start Excerpted data

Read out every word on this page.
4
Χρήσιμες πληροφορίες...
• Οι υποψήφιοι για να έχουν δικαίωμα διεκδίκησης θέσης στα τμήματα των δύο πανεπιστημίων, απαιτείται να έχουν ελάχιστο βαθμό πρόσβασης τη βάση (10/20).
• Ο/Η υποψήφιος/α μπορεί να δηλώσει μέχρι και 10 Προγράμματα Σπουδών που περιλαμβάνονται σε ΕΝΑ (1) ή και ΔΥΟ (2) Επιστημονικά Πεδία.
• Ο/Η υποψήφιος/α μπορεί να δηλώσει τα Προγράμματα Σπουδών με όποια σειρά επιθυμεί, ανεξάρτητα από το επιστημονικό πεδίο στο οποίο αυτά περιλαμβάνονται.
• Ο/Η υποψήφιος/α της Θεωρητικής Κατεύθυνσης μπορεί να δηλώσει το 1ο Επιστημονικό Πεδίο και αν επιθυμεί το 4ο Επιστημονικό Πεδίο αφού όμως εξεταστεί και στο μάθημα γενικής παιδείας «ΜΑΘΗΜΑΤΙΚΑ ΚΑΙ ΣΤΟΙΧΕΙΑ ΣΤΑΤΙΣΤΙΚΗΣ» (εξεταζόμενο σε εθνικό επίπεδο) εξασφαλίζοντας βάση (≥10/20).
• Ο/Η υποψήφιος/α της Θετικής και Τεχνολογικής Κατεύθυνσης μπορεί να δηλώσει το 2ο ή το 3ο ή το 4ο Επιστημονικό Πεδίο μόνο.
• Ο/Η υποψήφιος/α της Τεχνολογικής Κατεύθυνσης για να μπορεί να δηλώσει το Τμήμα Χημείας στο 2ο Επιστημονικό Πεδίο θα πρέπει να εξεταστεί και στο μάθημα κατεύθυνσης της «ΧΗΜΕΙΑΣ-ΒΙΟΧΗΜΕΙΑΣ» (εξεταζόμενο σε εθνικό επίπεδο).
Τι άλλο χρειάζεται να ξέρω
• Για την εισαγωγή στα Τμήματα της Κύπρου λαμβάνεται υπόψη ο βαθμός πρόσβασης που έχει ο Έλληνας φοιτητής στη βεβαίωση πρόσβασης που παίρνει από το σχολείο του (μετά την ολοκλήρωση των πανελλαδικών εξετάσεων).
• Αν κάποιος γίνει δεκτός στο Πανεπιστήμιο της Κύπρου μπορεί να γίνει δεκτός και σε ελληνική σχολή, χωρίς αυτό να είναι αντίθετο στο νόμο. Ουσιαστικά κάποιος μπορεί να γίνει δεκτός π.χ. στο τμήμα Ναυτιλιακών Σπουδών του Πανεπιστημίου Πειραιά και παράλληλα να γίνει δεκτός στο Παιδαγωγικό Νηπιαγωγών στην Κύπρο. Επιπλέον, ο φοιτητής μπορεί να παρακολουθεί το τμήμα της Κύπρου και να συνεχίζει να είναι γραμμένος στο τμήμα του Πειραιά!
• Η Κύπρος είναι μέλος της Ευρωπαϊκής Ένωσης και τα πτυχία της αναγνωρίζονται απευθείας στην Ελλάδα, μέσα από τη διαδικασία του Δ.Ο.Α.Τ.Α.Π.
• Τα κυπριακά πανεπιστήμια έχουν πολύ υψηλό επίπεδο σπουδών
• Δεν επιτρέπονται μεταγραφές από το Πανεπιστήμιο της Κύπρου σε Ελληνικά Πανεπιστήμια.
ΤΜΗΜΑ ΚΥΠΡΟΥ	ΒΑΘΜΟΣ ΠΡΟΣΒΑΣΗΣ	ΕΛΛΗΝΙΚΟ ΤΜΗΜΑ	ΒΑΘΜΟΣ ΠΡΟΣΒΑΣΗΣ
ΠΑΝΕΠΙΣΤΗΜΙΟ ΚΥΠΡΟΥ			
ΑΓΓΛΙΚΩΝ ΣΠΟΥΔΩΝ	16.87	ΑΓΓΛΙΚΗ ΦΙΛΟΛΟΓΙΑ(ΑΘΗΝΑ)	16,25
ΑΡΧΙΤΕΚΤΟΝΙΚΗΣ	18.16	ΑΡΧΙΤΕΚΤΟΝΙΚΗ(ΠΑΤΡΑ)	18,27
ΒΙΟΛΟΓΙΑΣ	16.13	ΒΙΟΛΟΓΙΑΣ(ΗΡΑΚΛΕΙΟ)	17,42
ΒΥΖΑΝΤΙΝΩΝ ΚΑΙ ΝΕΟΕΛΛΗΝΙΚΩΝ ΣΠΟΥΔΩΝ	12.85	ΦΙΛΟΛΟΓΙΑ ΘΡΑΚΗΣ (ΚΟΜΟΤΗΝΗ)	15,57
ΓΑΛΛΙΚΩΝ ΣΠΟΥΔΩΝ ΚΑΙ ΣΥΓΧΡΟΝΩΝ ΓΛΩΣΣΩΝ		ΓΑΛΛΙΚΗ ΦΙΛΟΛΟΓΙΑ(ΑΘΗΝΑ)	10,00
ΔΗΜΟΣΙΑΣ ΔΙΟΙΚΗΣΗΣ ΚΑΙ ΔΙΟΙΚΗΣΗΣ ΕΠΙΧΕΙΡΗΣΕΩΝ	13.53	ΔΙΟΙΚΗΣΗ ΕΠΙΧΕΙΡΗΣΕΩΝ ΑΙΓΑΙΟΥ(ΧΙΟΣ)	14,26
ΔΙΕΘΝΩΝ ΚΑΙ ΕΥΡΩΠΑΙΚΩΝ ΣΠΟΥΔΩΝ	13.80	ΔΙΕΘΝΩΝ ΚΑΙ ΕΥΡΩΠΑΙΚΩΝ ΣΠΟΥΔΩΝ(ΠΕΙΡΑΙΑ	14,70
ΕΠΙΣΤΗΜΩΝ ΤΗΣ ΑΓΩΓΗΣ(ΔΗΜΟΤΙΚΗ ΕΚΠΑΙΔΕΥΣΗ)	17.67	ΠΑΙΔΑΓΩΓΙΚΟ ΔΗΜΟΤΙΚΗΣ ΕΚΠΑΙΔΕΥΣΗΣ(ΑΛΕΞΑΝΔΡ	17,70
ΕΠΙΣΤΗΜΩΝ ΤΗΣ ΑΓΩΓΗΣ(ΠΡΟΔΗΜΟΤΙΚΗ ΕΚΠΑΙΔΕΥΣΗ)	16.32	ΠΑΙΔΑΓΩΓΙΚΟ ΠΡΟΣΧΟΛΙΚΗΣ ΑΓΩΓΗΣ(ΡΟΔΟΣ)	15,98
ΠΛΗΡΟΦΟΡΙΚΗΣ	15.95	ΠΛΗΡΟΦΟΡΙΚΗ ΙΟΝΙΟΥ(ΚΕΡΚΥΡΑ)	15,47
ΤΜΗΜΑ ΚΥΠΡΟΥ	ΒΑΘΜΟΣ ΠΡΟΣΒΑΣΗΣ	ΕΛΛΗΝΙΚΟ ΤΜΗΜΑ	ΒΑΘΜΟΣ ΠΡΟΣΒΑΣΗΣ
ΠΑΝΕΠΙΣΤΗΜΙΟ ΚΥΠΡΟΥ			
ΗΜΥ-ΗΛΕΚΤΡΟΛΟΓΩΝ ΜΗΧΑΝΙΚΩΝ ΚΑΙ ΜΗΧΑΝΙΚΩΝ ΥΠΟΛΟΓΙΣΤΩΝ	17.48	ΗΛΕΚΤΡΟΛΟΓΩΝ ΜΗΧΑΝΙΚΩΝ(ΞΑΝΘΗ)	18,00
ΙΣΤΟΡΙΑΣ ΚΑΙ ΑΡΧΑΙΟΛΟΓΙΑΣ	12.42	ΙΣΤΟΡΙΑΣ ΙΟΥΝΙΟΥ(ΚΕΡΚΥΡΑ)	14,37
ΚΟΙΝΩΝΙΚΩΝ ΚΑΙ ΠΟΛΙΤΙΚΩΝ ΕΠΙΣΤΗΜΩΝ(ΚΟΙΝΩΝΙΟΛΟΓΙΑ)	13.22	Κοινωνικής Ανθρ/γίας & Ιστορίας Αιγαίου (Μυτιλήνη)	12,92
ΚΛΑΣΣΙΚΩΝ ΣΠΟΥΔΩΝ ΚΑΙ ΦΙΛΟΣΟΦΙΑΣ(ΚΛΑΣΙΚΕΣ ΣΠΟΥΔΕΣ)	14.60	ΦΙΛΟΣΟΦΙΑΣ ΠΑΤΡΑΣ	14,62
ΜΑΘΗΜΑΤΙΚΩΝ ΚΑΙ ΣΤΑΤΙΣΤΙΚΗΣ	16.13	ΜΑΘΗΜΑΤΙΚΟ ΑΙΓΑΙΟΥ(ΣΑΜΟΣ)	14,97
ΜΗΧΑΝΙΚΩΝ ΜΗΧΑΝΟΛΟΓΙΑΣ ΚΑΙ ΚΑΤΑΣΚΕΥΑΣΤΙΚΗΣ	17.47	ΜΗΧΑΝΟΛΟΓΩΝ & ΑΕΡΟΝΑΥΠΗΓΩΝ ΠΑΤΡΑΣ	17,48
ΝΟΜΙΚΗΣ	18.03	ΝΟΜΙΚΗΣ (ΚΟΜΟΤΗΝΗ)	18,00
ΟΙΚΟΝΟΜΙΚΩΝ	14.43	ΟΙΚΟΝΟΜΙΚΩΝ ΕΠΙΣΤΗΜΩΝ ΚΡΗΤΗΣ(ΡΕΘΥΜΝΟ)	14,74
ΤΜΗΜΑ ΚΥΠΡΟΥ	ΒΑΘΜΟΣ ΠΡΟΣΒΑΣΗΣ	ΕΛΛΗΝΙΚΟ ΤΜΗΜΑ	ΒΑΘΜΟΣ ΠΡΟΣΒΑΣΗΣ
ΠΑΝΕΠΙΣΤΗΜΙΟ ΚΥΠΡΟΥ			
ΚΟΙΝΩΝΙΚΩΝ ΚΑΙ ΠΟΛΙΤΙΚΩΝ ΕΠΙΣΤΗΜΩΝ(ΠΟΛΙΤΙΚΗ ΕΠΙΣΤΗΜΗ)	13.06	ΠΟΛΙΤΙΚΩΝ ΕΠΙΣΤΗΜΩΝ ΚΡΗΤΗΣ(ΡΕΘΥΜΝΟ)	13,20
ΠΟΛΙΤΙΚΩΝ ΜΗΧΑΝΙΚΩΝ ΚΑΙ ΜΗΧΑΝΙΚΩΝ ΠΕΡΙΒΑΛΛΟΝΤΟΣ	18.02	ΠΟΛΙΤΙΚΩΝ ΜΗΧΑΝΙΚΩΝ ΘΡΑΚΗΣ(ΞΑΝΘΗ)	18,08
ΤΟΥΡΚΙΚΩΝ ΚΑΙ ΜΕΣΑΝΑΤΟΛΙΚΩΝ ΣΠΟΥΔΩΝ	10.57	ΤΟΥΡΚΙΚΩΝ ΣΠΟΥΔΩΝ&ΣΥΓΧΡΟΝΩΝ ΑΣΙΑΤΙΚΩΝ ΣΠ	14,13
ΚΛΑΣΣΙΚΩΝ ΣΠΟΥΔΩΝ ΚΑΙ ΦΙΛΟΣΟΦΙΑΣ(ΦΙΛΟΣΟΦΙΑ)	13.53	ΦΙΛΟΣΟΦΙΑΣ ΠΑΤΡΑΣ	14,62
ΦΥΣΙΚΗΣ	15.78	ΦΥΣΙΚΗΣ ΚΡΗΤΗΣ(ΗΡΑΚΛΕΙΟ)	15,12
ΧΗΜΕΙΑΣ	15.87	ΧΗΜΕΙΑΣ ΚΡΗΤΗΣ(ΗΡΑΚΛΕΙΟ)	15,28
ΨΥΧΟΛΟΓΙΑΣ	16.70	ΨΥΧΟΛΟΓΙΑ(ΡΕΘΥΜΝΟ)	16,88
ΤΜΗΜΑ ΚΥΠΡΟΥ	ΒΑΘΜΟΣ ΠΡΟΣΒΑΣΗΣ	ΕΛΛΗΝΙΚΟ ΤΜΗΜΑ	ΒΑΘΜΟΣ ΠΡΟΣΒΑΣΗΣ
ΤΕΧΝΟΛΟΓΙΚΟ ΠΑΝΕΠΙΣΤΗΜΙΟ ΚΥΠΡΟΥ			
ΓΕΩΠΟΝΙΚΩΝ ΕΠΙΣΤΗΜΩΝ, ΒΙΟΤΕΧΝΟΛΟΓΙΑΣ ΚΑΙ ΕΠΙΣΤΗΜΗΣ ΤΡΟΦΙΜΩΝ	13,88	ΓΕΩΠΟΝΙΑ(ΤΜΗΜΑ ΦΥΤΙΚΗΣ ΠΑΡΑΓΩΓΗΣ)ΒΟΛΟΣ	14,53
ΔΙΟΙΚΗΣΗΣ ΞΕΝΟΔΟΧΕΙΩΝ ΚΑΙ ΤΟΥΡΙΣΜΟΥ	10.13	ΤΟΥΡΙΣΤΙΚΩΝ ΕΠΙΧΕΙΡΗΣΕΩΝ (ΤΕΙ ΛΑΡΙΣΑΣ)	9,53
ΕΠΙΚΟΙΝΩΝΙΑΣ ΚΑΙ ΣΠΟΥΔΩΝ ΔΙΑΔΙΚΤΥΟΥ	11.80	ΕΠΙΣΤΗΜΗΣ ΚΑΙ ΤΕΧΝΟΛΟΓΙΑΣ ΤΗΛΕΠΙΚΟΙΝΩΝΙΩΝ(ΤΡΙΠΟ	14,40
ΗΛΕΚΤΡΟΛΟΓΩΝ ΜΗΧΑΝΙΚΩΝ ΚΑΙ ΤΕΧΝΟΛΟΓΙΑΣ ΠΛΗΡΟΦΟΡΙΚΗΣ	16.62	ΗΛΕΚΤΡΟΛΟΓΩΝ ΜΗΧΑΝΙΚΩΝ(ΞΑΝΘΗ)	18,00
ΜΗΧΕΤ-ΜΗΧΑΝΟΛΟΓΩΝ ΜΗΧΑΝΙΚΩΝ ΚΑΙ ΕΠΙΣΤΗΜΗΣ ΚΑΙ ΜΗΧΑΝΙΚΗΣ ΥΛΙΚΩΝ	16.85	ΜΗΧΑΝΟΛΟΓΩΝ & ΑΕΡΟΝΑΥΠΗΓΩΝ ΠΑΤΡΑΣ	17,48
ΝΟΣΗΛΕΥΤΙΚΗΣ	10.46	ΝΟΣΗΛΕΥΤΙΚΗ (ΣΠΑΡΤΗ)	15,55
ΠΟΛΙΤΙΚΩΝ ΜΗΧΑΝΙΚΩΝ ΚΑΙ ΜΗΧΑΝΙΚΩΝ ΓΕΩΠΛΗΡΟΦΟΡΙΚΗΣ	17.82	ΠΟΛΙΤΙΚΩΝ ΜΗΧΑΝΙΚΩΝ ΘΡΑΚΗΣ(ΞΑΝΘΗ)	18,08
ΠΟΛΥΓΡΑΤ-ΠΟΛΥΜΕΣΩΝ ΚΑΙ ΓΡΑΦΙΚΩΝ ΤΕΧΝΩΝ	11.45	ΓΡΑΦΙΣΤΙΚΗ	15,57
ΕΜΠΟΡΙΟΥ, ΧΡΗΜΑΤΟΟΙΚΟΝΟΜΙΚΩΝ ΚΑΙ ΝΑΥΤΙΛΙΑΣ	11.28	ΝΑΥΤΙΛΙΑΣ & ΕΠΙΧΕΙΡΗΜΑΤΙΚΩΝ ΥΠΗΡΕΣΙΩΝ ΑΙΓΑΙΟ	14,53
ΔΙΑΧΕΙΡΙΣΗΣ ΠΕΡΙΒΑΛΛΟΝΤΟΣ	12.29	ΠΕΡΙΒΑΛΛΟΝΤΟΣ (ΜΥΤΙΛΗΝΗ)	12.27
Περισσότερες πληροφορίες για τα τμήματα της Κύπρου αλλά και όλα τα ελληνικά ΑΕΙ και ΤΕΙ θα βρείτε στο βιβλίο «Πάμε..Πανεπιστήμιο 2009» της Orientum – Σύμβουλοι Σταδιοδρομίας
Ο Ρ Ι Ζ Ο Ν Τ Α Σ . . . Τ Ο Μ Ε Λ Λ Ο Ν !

end Excerpted data

*What is expected:* In the material above, tally every line with the string "πρόσβασης" in it, then give that number alone.

*Exercise response:* 2